:: STATED PROBLEM ::
Pictures in the records should not be copied, but every other part must be repeated exactly.

:: INPUT DATA ::
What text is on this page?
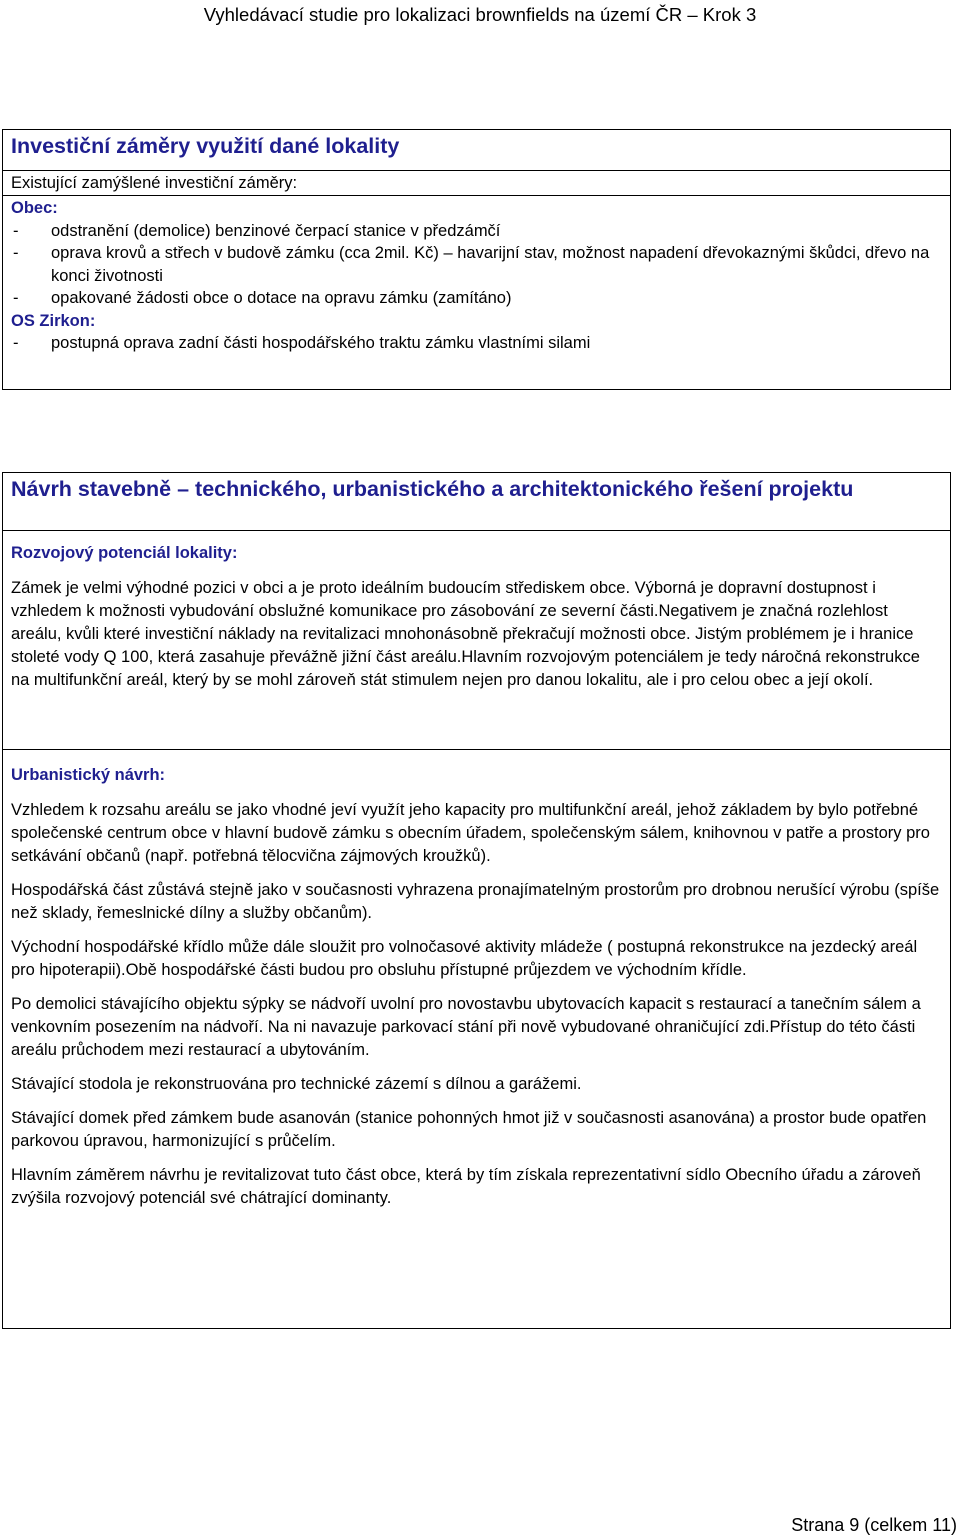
Vyhledávací studie pro lokalizaci brownfields na území ČR – Krok 3
Investiční záměry využití dané lokality
Existující zamýšlené investiční záměry:
Obec:
- odstranění (demolice) benzinové čerpací stanice v předzámčí
- oprava krovů a střech v budově zámku (cca 2mil. Kč) – havarijní stav, možnost napadení dřevokaznými škůdci, dřevo na konci životnosti
- opakované žádosti obce o dotace na opravu zámku (zamítáno)
OS Zirkon:
- postupná oprava zadní části hospodářského traktu zámku vlastními silami
Návrh stavebně – technického, urbanistického a architektonického řešení projektu
Rozvojový potenciál lokality:

Zámek je velmi výhodné pozici v obci a je proto ideálním budoucím střediskem obce. Výborná je dopravní dostupnost i vzhledem k možnosti vybudování obslužné komunikace pro zásobování ze severní části.Negativem je značná rozlehlost areálu, kvůli které investiční náklady na revitalizaci mnohonásobně překračují možnosti obce. Jistým problémem je i hranice stoleté vody Q 100, která zasahuje převážně jižní část areálu.Hlavním rozvojovým potenciálem je tedy náročná rekonstrukce na multifunkční areál, který by se mohl zároveň stát stimulem nejen pro danou lokalitu, ale i pro celou obec a její okolí.

Urbanistický návrh:

Vzhledem k rozsahu areálu se jako vhodné jeví využít jeho kapacity pro multifunkční areál, jehož základem by bylo potřebné společenské centrum obce v hlavní budově zámku s obecním úřadem, společenským sálem, knihovnou v patře a prostory pro setkávání občanů (např. potřebná tělocvična zájmových kroužků).

Hospodářská část zůstává stejně jako v současnosti vyhrazena pronajímatelným prostorům pro drobnou nerušící výrobu (spíše než sklady, řemeslnické dílny a služby občanům).

Východní hospodářské křídlo může dále sloužit pro volnočasové aktivity mládeže ( postupná rekonstrukce na jezdecký areál pro hipoterapii).Obě hospodářské části budou pro obsluhu přístupné průjezdem ve východním křídle.

Po demolici stávajícího objektu sýpky se nádvoří uvolní pro novostavbu ubytovacích kapacit s restaurací a tanečním sálem a venkovním posezením na nádvoří. Na ni navazuje parkovací stání při nově vybudované ohraničující zdi.Přístup do této části areálu průchodem mezi restaurací a ubytováním.

Stávající stodola je rekonstruována pro technické zázemí s dílnou a garážemi.

Stávající domek před zámkem bude asanován (stanice pohonných hmot již v současnosti asanována) a prostor bude opatřen parkovou úpravou, harmonizující s průčelím.

Hlavním záměrem návrhu je revitalizovat tuto část obce, která by tím získala reprezentativní sídlo Obecního úřadu a zároveň zvýšila rozvojový potenciál své chátrající dominanty.

Strana 9 (celkem 11)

:: FINAL RESULT ::
What text is on this page?
Vyhledávací studie pro lokalizaci brownfields na území ČR – Krok 3
Investiční záměry využití dané lokality
Existující zamýšlené investiční záměry:
Obec:
- odstranění (demolice) benzinové čerpací stanice v předzámčí
- oprava krovů a střech v budově zámku (cca 2mil. Kč) – havarijní stav, možnost napadení dřevokaznými škůdci, dřevo na konci životnosti
- opakované žádosti obce o dotace na opravu zámku (zamítáno)
OS Zirkon:
- postupná oprava zadní části hospodářského traktu zámku vlastními silami
Návrh stavebně – technického, urbanistického a architektonického řešení projektu
Rozvojový potenciál lokality:

Zámek je velmi výhodné pozici v obci a je proto ideálním budoucím střediskem obce. Výborná je dopravní dostupnost i vzhledem k možnosti vybudování obslužné komunikace pro zásobování ze severní části.Negativem je značná rozlehlost areálu, kvůli které investiční náklady na revitalizaci mnohonásobně překračují možnosti obce. Jistým problémem je i hranice stoleté vody Q 100, která zasahuje převážně jižní část areálu.Hlavním rozvojovým potenciálem je tedy náročná rekonstrukce na multifunkční areál, který by se mohl zároveň stát stimulem nejen pro danou lokalitu, ale i pro celou obec a její okolí.

Urbanistický návrh:

Vzhledem k rozsahu areálu se jako vhodné jeví využít jeho kapacity pro multifunkční areál, jehož základem by bylo potřebné společenské centrum obce v hlavní budově zámku s obecním úřadem, společenským sálem, knihovnou v patře a prostory pro setkávání občanů (např. potřebná tělocvična zájmových kroužků).

Hospodářská část zůstává stejně jako v současnosti vyhrazena pronajímatelným prostorům pro drobnou nerušící výrobu (spíše než sklady, řemeslnické dílny a služby občanům).

Východní hospodářské křídlo může dále sloužit pro volnočasové aktivity mládeže ( postupná rekonstrukce na jezdecký areál pro hipoterapii).Obě hospodářské části budou pro obsluhu přístupné průjezdem ve východním křídle.

Po demolici stávajícího objektu sýpky se nádvoří uvolní pro novostavbu ubytovacích kapacit s restaurací a tanečním sálem a venkovním posezením na nádvoří. Na ni navazuje parkovací stání při nově vybudované ohraničující zdi.Přístup do této části areálu průchodem mezi restaurací a ubytováním.

Stávající stodola je rekonstruována pro technické zázemí s dílnou a garážemi.

Stávající domek před zámkem bude asanován (stanice pohonných hmot již v současnosti asanována) a prostor bude opatřen parkovou úpravou, harmonizující s průčelím.

Hlavním záměrem návrhu je revitalizovat tuto část obce, která by tím získala reprezentativní sídlo Obecního úřadu a zároveň zvýšila rozvojový potenciál své chátrající dominanty.

Strana 9 (celkem 11)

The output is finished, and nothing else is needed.